Determine the number of lines containing the word "JSON". Reply with it and nothing else.
═════ THE DATA
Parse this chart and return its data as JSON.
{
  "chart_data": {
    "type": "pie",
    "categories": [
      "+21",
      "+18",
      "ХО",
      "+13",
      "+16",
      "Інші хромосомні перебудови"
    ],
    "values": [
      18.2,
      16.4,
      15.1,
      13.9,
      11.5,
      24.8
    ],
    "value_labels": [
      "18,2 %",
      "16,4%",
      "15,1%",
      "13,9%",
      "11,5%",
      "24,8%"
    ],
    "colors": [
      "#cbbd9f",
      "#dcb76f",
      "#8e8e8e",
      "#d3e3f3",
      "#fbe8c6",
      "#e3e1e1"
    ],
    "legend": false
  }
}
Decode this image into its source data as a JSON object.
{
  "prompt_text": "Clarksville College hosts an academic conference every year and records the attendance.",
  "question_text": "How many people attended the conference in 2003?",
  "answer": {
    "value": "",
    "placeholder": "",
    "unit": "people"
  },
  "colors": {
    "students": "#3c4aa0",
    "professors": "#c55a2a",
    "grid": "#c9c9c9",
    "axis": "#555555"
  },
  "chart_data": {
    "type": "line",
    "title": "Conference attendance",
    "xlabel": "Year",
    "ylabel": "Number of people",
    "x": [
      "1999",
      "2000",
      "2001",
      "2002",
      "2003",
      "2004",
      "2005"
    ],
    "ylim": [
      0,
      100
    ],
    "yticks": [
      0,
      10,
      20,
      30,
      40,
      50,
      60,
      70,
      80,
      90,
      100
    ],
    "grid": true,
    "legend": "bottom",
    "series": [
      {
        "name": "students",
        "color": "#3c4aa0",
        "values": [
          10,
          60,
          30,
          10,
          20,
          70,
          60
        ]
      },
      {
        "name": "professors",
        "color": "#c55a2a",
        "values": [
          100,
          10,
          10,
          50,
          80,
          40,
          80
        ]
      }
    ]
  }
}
══════════
ANSWER TO THIS EXERCISE: 2